>> START Source records

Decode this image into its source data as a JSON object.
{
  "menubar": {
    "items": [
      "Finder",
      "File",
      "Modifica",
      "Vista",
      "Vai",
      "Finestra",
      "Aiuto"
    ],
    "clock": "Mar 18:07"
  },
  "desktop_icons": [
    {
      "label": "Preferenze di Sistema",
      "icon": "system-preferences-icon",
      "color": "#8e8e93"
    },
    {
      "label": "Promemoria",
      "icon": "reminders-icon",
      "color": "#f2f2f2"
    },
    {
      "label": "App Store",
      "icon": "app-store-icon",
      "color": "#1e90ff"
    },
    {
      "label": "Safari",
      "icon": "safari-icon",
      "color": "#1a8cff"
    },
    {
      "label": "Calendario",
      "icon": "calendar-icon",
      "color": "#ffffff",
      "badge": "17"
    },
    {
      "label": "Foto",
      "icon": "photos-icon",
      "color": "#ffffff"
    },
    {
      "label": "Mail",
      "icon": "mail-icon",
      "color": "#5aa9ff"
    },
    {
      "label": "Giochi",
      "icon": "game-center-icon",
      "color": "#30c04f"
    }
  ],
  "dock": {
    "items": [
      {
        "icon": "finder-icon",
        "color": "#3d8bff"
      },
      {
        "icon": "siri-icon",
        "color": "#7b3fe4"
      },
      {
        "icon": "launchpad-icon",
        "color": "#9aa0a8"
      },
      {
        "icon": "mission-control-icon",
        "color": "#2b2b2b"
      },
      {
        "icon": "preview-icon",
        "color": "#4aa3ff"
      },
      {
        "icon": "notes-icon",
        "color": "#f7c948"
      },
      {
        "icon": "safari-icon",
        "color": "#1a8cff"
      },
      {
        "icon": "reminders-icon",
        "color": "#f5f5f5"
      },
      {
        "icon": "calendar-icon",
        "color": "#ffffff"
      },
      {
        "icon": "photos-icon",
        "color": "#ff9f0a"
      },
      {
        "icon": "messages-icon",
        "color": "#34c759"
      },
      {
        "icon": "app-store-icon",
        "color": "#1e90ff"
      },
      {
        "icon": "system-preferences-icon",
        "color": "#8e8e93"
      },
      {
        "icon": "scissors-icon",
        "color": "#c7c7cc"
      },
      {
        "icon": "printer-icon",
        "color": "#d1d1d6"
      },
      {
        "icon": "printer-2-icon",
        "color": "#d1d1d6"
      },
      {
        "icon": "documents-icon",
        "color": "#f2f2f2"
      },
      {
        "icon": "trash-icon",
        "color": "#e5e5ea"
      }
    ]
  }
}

>> END Source records

:: Brief ::
Repeat all the entries exactly as given.

:: Exercise answer ::
Decode this image into its source data as a JSON object.
{
  "menubar": {
    "items": [
      "Finder",
      "File",
      "Modifica",
      "Vista",
      "Vai",
      "Finestra",
      "Aiuto"
    ],
    "clock": "Mar 18:07"
  },
  "desktop_icons": [
    {
      "label": "Preferenze di Sistema",
      "icon": "system-preferences-icon",
      "color": "#8e8e93"
    },
    {
      "label": "Promemoria",
      "icon": "reminders-icon",
      "color": "#f2f2f2"
    },
    {
      "label": "App Store",
      "icon": "app-store-icon",
      "color": "#1e90ff"
    },
    {
      "label": "Safari",
      "icon": "safari-icon",
      "color": "#1a8cff"
    },
    {
      "label": "Calendario",
      "icon": "calendar-icon",
      "color": "#ffffff",
      "badge": "17"
    },
    {
      "label": "Foto",
      "icon": "photos-icon",
      "color": "#ffffff"
    },
    {
      "label": "Mail",
      "icon": "mail-icon",
      "color": "#5aa9ff"
    },
    {
      "label": "Giochi",
      "icon": "game-center-icon",
      "color": "#30c04f"
    }
  ],
  "dock": {
    "items": [
      {
        "icon": "finder-icon",
        "color": "#3d8bff"
      },
      {
        "icon": "siri-icon",
        "color": "#7b3fe4"
      },
      {
        "icon": "launchpad-icon",
        "color": "#9aa0a8"
      },
      {
        "icon": "mission-control-icon",
        "color": "#2b2b2b"
      },
      {
        "icon": "preview-icon",
        "color": "#4aa3ff"
      },
      {
        "icon": "notes-icon",
        "color": "#f7c948"
      },
      {
        "icon": "safari-icon",
        "color": "#1a8cff"
      },
      {
        "icon": "reminders-icon",
        "color": "#f5f5f5"
      },
      {
        "icon": "calendar-icon",
        "color": "#ffffff"
      },
      {
        "icon": "photos-icon",
        "color": "#ff9f0a"
      },
      {
        "icon": "messages-icon",
        "color": "#34c759"
      },
      {
        "icon": "app-store-icon",
        "color": "#1e90ff"
      },
      {
        "icon": "system-preferences-icon",
        "color": "#8e8e93"
      },
      {
        "icon": "scissors-icon",
        "color": "#c7c7cc"
      },
      {
        "icon": "printer-icon",
        "color": "#d1d1d6"
      },
      {
        "icon": "printer-2-icon",
        "color": "#d1d1d6"
      },
      {
        "icon": "documents-icon",
        "color": "#f2f2f2"
      },
      {
        "icon": "trash-icon",
        "color": "#e5e5ea"
      }
    ]
  }
}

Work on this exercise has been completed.